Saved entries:
------------------------------------------------------------------------
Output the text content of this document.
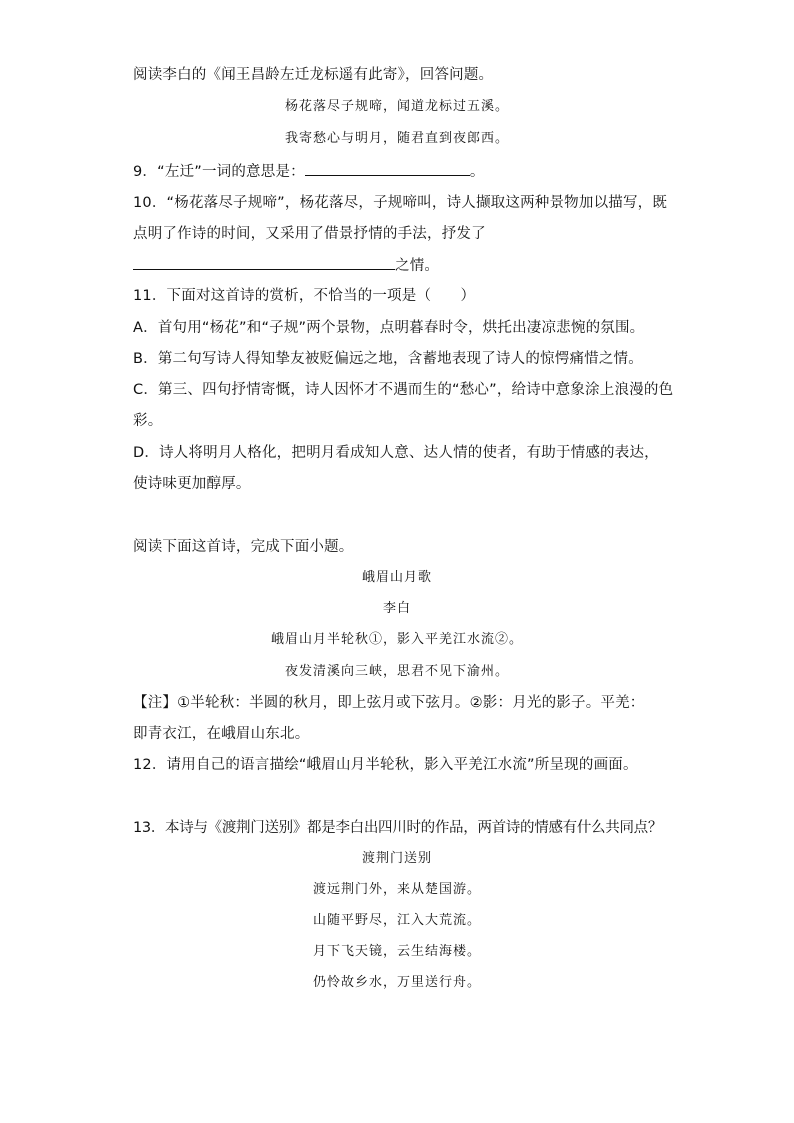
阅读李白的《闻王昌龄左迁龙标遥有此寄》，回答问题。
杨花落尽子规啼，闻道龙标过五溪。
我寄愁心与明月，随君直到夜郎西。
9．“左迁”一词的意思是：	。
10．“杨花落尽子规啼”，杨花落尽，子规啼叫，诗人撷取这两种景物加以描写，既
点明了作诗的时间，又采用了借景抒情的手法，抒发了
之情。
11．下面对这首诗的赏析，不恰当的一项是（　　）
A．首句用“杨花”和“子规”两个景物，点明暮春时令，烘托出凄凉悲惋的氛围。
B．第二句写诗人得知挚友被贬偏远之地，含蓄地表现了诗人的惊愕痛惜之情。
C．第三、四句抒情寄慨，诗人因怀才不遇而生的“愁心”，给诗中意象涂上浪漫的色
彩。
D．诗人将明月人格化，把明月看成知人意、达人情的使者，有助于情感的表达，
使诗味更加醇厚。
阅读下面这首诗，完成下面小题。
峨眉山月歌
李白
峨眉山月半轮秋①，影入平羌江水流②。
夜发清溪向三峡，思君不见下渝州。
【注】①半轮秋：半圆的秋月，即上弦月或下弦月。②影：月光的影子。平羌：
即青衣江，在峨眉山东北。
12．请用自己的语言描绘“峨眉山月半轮秋，影入平羌江水流”所呈现的画面。
13．本诗与《渡荆门送别》都是李白出四川时的作品，两首诗的情感有什么共同点？
渡荆门送别
渡远荆门外，来从楚国游。
山随平野尽，江入大荒流。
月下飞天镜，云生结海楼。
仍怜故乡水，万里送行舟。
------------------------------------------------------------------------
**What is required**
Leave out the pictures and transcribe everything else exactly.

**Written reply**
Output the text content of this document.
阅读李白的《闻王昌龄左迁龙标遥有此寄》，回答问题。
杨花落尽子规啼，闻道龙标过五溪。
我寄愁心与明月，随君直到夜郎西。
9．“左迁”一词的意思是：	。
10．“杨花落尽子规啼”，杨花落尽，子规啼叫，诗人撷取这两种景物加以描写，既
点明了作诗的时间，又采用了借景抒情的手法，抒发了
之情。
11．下面对这首诗的赏析，不恰当的一项是（　　）
A．首句用“杨花”和“子规”两个景物，点明暮春时令，烘托出凄凉悲惋的氛围。
B．第二句写诗人得知挚友被贬偏远之地，含蓄地表现了诗人的惊愕痛惜之情。
C．第三、四句抒情寄慨，诗人因怀才不遇而生的“愁心”，给诗中意象涂上浪漫的色
彩。
D．诗人将明月人格化，把明月看成知人意、达人情的使者，有助于情感的表达，
使诗味更加醇厚。
阅读下面这首诗，完成下面小题。
峨眉山月歌
李白
峨眉山月半轮秋①，影入平羌江水流②。
夜发清溪向三峡，思君不见下渝州。
【注】①半轮秋：半圆的秋月，即上弦月或下弦月。②影：月光的影子。平羌：
即青衣江，在峨眉山东北。
12．请用自己的语言描绘“峨眉山月半轮秋，影入平羌江水流”所呈现的画面。
13．本诗与《渡荆门送别》都是李白出四川时的作品，两首诗的情感有什么共同点？
渡荆门送别
渡远荆门外，来从楚国游。
山随平野尽，江入大荒流。
月下飞天镜，云生结海楼。
仍怜故乡水，万里送行舟。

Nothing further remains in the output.